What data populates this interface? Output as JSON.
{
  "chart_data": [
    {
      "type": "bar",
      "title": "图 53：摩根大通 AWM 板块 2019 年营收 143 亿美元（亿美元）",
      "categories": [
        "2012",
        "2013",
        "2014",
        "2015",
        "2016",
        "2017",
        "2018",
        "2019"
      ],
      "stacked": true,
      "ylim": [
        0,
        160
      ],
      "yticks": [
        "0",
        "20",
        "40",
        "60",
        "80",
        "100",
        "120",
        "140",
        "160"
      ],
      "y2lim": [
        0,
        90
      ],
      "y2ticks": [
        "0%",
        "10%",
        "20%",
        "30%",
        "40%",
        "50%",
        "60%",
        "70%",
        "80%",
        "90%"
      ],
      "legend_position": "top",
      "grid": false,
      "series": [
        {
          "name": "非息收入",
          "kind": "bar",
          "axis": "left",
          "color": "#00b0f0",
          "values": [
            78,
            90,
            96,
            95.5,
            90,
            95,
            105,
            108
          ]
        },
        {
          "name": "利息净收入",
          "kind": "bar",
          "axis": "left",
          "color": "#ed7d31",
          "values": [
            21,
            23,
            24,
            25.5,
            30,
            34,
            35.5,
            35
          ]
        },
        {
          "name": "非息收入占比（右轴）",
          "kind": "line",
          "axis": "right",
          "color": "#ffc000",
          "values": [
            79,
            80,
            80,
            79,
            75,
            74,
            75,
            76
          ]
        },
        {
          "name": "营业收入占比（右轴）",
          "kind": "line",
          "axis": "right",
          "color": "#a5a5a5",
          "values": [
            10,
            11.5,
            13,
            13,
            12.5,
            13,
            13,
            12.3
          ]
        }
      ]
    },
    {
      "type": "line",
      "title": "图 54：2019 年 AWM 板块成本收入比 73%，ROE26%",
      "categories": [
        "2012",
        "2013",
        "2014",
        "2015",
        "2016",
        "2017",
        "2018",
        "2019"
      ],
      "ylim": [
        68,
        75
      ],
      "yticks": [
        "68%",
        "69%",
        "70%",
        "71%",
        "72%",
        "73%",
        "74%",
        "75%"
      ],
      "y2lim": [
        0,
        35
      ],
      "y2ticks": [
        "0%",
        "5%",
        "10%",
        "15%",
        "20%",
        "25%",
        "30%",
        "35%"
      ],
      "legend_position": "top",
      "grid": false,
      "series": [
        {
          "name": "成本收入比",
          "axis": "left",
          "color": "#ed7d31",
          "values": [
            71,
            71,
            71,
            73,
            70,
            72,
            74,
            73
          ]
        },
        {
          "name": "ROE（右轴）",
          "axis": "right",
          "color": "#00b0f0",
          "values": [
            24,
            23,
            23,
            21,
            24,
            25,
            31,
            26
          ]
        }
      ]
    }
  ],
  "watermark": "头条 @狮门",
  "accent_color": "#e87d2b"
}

■ ■ ■ ■ ■ ■ ■

TASK STATEMENT
Please repeat the listing exactly, with nothing left out.

SOLUTION
What data populates this interface? Output as JSON.
{
  "chart_data": [
    {
      "type": "bar",
      "title": "图 53：摩根大通 AWM 板块 2019 年营收 143 亿美元（亿美元）",
      "categories": [
        "2012",
        "2013",
        "2014",
        "2015",
        "2016",
        "2017",
        "2018",
        "2019"
      ],
      "stacked": true,
      "ylim": [
        0,
        160
      ],
      "yticks": [
        "0",
        "20",
        "40",
        "60",
        "80",
        "100",
        "120",
        "140",
        "160"
      ],
      "y2lim": [
        0,
        90
      ],
      "y2ticks": [
        "0%",
        "10%",
        "20%",
        "30%",
        "40%",
        "50%",
        "60%",
        "70%",
        "80%",
        "90%"
      ],
      "legend_position": "top",
      "grid": false,
      "series": [
        {
          "name": "非息收入",
          "kind": "bar",
          "axis": "left",
          "color": "#00b0f0",
          "values": [
            78,
            90,
            96,
            95.5,
            90,
            95,
            105,
            108
          ]
        },
        {
          "name": "利息净收入",
          "kind": "bar",
          "axis": "left",
          "color": "#ed7d31",
          "values": [
            21,
            23,
            24,
            25.5,
            30,
            34,
            35.5,
            35
          ]
        },
        {
          "name": "非息收入占比（右轴）",
          "kind": "line",
          "axis": "right",
          "color": "#ffc000",
          "values": [
            79,
            80,
            80,
            79,
            75,
            74,
            75,
            76
          ]
        },
        {
          "name": "营业收入占比（右轴）",
          "kind": "line",
          "axis": "right",
          "color": "#a5a5a5",
          "values": [
            10,
            11.5,
            13,
            13,
            12.5,
            13,
            13,
            12.3
          ]
        }
      ]
    },
    {
      "type": "line",
      "title": "图 54：2019 年 AWM 板块成本收入比 73%，ROE26%",
      "categories": [
        "2012",
        "2013",
        "2014",
        "2015",
        "2016",
        "2017",
        "2018",
        "2019"
      ],
      "ylim": [
        68,
        75
      ],
      "yticks": [
        "68%",
        "69%",
        "70%",
        "71%",
        "72%",
        "73%",
        "74%",
        "75%"
      ],
      "y2lim": [
        0,
        35
      ],
      "y2ticks": [
        "0%",
        "5%",
        "10%",
        "15%",
        "20%",
        "25%",
        "30%",
        "35%"
      ],
      "legend_position": "top",
      "grid": false,
      "series": [
        {
          "name": "成本收入比",
          "axis": "left",
          "color": "#ed7d31",
          "values": [
            71,
            71,
            71,
            73,
            70,
            72,
            74,
            73
          ]
        },
        {
          "name": "ROE（右轴）",
          "axis": "right",
          "color": "#00b0f0",
          "values": [
            24,
            23,
            23,
            21,
            24,
            25,
            31,
            26
          ]
        }
      ]
    }
  ],
  "watermark": "头条 @狮门",
  "accent_color": "#e87d2b"
}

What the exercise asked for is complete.